_What the task asks_
Look through the lines below and extract each one that contains "notepad".

(Extracted records)
** START **

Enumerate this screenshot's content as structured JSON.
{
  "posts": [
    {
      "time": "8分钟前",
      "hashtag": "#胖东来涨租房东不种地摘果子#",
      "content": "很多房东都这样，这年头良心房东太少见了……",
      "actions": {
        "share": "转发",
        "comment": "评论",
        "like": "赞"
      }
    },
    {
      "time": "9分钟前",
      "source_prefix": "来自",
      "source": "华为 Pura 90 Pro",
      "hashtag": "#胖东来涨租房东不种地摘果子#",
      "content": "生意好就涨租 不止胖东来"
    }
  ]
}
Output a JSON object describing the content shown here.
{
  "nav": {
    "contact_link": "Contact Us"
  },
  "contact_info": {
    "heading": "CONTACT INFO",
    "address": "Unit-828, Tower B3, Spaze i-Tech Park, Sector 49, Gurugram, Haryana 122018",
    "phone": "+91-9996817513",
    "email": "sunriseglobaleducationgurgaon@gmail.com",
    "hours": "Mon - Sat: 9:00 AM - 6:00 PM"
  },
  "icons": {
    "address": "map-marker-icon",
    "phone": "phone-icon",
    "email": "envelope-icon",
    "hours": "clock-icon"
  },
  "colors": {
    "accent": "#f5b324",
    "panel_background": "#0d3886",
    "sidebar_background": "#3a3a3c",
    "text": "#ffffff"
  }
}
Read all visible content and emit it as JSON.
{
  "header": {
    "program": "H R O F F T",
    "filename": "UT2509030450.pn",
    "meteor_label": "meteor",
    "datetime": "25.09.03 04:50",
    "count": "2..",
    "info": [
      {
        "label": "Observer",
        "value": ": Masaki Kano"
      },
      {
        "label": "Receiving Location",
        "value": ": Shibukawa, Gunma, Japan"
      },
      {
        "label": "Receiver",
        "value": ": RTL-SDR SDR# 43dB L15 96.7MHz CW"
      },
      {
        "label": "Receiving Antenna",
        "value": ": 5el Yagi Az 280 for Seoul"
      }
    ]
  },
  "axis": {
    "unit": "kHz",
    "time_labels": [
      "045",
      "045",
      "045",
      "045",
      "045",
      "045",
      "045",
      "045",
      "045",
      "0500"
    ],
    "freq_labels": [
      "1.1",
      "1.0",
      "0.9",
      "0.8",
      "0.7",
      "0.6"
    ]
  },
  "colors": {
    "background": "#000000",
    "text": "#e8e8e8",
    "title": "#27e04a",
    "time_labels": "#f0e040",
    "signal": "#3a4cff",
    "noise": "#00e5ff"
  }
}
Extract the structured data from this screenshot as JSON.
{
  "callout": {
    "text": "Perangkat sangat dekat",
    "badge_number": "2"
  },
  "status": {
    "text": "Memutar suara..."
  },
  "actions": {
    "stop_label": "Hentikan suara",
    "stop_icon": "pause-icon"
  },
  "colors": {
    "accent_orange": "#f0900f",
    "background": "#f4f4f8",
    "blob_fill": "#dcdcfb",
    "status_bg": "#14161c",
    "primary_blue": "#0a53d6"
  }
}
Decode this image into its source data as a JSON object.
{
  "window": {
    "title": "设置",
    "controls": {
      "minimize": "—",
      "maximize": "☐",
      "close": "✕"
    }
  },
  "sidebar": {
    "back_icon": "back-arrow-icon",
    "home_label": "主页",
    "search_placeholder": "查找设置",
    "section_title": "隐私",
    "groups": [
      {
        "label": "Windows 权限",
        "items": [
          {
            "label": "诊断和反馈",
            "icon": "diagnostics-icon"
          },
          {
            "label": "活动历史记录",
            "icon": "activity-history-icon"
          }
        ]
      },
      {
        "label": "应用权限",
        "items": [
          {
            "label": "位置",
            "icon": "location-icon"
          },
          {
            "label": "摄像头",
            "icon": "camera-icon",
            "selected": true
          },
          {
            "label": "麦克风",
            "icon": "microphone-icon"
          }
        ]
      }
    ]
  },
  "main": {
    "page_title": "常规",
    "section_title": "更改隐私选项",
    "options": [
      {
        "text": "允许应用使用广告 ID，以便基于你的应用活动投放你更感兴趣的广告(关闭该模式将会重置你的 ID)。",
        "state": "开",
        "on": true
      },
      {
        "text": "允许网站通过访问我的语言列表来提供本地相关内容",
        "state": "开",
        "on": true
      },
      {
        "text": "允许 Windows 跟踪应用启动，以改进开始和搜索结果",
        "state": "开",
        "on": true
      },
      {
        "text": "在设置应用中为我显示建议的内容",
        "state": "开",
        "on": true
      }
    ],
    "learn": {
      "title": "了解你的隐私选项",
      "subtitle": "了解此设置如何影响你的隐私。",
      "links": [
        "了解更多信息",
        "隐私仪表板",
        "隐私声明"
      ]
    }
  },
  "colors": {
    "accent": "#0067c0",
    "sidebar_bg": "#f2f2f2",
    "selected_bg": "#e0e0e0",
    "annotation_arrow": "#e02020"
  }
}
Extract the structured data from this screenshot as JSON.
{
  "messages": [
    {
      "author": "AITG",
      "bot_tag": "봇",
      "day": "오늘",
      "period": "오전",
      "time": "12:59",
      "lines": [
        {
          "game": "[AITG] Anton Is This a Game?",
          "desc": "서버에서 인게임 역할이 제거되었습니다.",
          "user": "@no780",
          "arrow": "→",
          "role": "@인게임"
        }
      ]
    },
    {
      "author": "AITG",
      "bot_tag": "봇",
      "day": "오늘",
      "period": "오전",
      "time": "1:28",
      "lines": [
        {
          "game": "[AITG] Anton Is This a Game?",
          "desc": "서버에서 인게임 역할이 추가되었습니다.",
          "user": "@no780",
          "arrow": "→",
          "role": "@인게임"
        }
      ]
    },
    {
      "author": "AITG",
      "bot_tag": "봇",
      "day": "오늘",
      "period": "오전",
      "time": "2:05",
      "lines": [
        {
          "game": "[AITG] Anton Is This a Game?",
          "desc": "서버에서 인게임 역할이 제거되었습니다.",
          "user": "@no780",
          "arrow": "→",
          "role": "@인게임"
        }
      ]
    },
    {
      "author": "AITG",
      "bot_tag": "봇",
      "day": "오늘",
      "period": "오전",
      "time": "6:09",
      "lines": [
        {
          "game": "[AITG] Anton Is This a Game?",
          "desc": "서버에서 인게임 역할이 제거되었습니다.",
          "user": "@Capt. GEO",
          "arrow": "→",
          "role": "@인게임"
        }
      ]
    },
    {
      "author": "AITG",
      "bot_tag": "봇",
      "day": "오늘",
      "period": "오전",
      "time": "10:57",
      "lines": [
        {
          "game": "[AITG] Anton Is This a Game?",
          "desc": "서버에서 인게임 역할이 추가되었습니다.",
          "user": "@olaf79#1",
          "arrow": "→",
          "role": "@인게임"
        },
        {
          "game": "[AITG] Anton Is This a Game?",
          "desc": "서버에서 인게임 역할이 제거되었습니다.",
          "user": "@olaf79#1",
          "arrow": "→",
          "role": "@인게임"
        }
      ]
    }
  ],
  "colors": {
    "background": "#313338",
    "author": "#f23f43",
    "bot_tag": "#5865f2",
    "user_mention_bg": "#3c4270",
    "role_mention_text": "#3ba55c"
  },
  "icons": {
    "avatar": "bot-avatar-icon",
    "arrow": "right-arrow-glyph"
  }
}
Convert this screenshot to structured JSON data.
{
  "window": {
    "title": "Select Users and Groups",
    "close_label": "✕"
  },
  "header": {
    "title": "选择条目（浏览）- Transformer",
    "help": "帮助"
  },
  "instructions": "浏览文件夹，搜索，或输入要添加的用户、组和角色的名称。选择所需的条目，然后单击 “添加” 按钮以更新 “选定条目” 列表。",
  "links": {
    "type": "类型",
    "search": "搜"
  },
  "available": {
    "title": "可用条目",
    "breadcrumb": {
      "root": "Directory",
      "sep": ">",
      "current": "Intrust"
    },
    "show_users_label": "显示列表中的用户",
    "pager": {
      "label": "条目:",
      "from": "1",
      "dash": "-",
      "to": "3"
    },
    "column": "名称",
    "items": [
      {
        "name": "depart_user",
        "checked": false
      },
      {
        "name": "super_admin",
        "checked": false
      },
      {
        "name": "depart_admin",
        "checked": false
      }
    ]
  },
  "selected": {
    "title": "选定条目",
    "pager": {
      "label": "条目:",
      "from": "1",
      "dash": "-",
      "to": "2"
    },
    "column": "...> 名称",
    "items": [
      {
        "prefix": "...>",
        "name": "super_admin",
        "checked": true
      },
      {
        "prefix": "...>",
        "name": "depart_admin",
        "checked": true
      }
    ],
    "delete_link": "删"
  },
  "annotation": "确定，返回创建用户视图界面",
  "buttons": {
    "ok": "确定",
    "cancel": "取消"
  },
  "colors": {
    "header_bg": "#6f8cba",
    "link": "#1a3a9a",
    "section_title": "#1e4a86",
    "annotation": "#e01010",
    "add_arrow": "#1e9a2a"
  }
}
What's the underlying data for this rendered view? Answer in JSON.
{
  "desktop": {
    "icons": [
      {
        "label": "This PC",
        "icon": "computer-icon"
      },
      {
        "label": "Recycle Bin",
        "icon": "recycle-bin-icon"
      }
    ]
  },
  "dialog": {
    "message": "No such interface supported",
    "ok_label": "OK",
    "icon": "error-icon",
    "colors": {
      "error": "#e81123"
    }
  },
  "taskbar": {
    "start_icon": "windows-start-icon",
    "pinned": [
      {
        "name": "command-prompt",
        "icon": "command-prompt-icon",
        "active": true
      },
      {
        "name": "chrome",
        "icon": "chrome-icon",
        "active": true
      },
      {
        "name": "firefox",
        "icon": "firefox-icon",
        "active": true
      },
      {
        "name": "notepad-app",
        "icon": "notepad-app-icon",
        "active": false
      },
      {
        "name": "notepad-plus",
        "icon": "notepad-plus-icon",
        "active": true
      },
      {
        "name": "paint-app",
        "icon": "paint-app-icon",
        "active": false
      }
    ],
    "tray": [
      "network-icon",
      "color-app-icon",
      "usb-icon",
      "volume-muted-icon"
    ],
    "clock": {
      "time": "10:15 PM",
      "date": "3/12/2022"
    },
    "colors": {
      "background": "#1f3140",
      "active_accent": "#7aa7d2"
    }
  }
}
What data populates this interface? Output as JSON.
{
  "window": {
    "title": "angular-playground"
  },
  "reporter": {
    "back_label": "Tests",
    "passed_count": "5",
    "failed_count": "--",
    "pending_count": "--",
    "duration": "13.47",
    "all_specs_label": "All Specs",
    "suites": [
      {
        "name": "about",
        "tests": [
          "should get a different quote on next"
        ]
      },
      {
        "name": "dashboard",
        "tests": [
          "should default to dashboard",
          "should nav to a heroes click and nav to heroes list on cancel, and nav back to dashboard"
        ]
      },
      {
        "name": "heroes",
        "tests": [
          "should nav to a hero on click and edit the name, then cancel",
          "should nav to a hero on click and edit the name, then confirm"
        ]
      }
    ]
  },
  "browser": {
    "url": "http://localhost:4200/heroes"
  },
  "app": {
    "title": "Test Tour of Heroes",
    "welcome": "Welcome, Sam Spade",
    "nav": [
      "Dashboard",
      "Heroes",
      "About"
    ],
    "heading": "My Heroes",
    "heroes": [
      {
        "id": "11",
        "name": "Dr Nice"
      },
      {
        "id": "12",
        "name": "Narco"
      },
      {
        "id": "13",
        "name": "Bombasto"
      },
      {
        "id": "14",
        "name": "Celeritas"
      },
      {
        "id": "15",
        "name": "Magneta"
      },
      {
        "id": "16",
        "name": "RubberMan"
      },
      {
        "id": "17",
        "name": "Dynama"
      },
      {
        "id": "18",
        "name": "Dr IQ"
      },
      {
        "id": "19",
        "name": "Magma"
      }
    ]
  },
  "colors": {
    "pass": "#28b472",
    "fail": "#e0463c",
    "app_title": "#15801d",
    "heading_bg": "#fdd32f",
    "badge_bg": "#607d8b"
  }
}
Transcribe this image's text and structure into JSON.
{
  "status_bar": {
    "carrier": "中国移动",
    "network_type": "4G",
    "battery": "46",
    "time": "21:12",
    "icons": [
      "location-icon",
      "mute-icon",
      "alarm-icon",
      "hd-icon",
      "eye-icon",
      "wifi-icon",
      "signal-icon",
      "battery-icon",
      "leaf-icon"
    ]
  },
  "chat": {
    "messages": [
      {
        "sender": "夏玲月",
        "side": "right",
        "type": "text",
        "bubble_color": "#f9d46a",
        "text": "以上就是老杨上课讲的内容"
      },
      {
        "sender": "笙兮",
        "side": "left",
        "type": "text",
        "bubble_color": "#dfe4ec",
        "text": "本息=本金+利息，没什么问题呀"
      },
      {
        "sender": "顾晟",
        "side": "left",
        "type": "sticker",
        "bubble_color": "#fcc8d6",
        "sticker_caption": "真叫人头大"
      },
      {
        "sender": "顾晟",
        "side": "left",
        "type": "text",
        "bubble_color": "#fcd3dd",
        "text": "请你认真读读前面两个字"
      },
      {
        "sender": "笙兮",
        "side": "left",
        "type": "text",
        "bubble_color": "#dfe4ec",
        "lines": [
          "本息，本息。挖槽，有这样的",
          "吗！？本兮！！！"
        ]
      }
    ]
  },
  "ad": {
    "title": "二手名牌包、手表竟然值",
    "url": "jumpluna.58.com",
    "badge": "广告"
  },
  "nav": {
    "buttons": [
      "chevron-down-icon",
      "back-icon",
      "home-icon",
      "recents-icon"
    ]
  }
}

** END **

_Answer to this exercise_
        "name": "notepad-app",
        "icon": "notepad-app-icon",
        "name": "notepad-plus",
        "icon": "notepad-plus-icon",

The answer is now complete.